> _QUOTED TEXT_:
Lesson 5

Using Negative Numbers to Make Sense of Contexts

Let’s make sense of negative amounts of money.

5.1: Notice and Wonder: It Comes and Goes

activity amount
do my chores 30.00
babysit my cousin 45.00
buy my lunch -10.80
get my allowance 15.00
buy a shirt -18.69
pet my dog 0.00

What do you notice? What do you wonder?

5.2: The Concession Stand

The manager of the concession stand keeps records of all of the supplies she buys and all of the items she sells. The table shows some of her records for Tuesday.

item quantity value in dollars
doughnuts -58 37.70
straws 3,000 -10.35
hot dogs -39 48.75
pizza 13 -116.87
apples -40 14.00
french fries -88 132.00
  1. Which items did she sell? Explain your reasoning.
  2. How can we interpret -58 in this situation?
  3. How can we interpret -10.35 in this situation?
  4. On which item did she spend the most amount of money? Explain your reasoning.

5.3: Drinks for Sale

A vending machine in an office building sells bottled beverages. The machine keeps track of all changes in the number of bottles from sales and from machine refills and maintenance. This record shows the changes for every 5-minute period over one hour.

  1. What might a positive number mean in this context? What about a negative number?
  2. What would a “0” in the second column mean in this context?
  3. Which numbers—positive or negative—result in fewer bottles in the machine?
  4. At what time was there the greatest change to the number of bottles in the machine? How did that change affect the number of remaining bottles in the machine?
  5. At which time period, 8:05–8:09 or 8:25–8:29, was there a greater change to the number of bottles in the machine? Explain your reasoning.
  6. The machine must be emptied to be serviced. If there are 40 bottles in the machine when it is to be serviced, what number will go in the second column in the table?
time number of bottles
8:00–8:04 -1
8:05–8:09 +12
8:10–8:14 -4
8:15–8:19 -1
8:20–8:24 -5
8:25–8:29 -12
8:30–8:34 -2
8:35–8:39 0
8:40–8:44 0
8:45–8:49 -6
8:50–8:54 +24
8:55–8:59 0

Priya, Mai, and Lin went to a cafe on a weekend. Their shared bill came to \$25. Each student gave the server a \$10 bill. The server took this \$30 and brought back five \$1 bills in change. Each student took \$1 back, leaving the rest, \$2, as a tip for the server.

As she walked away from the cafe, Lin thought, “Wait—this doesn’t make sense. Since I put in \$10 and got \$1 back, I wound up paying \$9. So did Mai and Priya. Together, we paid \$27. Then we left a \$2 tip. That makes \$29 total. And yet we originally gave the waiter \$30. Where did the extra dollar go?”

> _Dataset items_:
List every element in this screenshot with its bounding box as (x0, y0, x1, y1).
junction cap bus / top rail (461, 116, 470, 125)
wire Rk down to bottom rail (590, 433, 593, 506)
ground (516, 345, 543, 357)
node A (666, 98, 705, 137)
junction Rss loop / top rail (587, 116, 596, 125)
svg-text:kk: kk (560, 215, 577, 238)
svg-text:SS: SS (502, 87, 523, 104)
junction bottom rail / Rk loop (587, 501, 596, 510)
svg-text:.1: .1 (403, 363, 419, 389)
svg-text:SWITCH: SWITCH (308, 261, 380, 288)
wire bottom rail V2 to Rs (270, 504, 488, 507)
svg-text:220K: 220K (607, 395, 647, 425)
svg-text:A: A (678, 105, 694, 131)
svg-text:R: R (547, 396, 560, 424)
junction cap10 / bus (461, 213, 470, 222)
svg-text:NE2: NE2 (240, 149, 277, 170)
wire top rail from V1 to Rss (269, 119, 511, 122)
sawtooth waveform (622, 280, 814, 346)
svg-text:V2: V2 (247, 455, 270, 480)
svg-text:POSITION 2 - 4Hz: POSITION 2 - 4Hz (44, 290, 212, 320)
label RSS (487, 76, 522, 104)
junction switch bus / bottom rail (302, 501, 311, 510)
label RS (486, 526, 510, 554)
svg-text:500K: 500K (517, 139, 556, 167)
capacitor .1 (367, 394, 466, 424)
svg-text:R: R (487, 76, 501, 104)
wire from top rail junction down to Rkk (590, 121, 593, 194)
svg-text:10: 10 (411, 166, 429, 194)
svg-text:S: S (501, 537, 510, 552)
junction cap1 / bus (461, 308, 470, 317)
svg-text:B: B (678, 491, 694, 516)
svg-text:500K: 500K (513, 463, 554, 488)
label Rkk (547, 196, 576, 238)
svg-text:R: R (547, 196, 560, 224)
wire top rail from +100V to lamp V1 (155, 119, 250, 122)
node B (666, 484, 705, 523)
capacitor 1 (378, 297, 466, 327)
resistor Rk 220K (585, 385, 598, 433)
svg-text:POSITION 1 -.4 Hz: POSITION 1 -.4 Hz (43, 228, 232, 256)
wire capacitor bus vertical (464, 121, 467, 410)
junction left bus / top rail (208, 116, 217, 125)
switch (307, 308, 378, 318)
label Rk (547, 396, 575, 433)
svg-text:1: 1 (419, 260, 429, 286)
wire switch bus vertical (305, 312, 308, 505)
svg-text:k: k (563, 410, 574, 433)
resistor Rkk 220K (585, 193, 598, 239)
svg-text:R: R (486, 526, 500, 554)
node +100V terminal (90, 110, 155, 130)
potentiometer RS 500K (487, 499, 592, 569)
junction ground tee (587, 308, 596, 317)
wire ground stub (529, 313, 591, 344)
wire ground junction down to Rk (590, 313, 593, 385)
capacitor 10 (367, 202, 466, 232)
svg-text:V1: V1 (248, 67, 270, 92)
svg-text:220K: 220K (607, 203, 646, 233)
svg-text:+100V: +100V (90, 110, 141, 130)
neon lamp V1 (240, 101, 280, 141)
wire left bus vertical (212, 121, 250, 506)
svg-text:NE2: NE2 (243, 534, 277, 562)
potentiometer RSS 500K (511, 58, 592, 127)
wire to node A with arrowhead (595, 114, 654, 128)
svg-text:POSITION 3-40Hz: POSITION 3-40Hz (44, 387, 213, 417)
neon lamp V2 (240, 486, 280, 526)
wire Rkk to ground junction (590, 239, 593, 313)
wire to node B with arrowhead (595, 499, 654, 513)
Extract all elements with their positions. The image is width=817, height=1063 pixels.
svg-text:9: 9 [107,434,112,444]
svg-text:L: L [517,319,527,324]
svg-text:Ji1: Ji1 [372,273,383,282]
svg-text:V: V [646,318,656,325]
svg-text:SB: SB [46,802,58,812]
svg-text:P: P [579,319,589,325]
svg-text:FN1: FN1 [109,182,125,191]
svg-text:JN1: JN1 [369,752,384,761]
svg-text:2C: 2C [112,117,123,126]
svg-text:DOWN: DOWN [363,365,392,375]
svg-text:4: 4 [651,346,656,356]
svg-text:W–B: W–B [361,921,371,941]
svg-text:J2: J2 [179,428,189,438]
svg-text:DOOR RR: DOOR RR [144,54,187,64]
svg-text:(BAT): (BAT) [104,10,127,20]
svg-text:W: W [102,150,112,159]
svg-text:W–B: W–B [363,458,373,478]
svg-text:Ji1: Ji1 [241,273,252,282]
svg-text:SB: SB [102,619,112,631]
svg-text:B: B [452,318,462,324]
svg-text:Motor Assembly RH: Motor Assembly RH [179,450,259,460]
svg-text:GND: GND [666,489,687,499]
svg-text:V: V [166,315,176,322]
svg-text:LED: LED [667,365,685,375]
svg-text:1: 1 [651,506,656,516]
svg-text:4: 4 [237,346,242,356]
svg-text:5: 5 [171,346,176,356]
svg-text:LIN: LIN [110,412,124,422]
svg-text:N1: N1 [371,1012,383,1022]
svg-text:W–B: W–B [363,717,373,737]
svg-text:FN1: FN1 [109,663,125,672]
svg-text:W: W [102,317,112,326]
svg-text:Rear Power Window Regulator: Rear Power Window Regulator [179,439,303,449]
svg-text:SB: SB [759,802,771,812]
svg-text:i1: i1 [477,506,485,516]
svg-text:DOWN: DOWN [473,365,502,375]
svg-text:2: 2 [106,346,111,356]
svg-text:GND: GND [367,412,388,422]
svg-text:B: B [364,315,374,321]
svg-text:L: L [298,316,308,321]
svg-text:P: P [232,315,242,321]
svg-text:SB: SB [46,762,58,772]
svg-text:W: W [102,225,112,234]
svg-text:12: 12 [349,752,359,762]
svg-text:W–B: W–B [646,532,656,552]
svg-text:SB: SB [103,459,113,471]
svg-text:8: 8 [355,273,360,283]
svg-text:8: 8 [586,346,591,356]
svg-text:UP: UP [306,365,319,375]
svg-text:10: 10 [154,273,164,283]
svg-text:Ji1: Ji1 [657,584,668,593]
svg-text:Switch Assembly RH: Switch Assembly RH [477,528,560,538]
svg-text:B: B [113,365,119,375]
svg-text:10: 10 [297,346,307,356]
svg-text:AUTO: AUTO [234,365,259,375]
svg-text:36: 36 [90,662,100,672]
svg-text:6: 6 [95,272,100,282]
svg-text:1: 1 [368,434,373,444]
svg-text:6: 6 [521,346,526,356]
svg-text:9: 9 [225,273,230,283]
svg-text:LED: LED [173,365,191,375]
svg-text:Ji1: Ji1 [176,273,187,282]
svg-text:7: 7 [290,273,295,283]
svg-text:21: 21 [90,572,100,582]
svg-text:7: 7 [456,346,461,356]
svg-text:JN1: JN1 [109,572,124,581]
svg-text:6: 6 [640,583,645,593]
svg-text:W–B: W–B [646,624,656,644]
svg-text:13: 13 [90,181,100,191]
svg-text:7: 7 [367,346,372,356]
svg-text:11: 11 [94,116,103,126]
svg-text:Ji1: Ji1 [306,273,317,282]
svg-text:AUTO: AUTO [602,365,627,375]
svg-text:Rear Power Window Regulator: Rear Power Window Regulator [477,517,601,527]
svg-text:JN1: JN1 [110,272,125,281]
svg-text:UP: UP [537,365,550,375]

> _CHALLENGE_: Rewrite the paragraph of the lesson above that begins "A vending machine in an office building" as a short bulleted list that keeps its main facts.

> _WRITTEN ANSWER_:
- A vending machine in an office building sells bottled beverages.
- It tracks every change in the number of bottles, whether from sales or from refills and maintenance.
- The record shows these changes for each 5-minute period over one hour.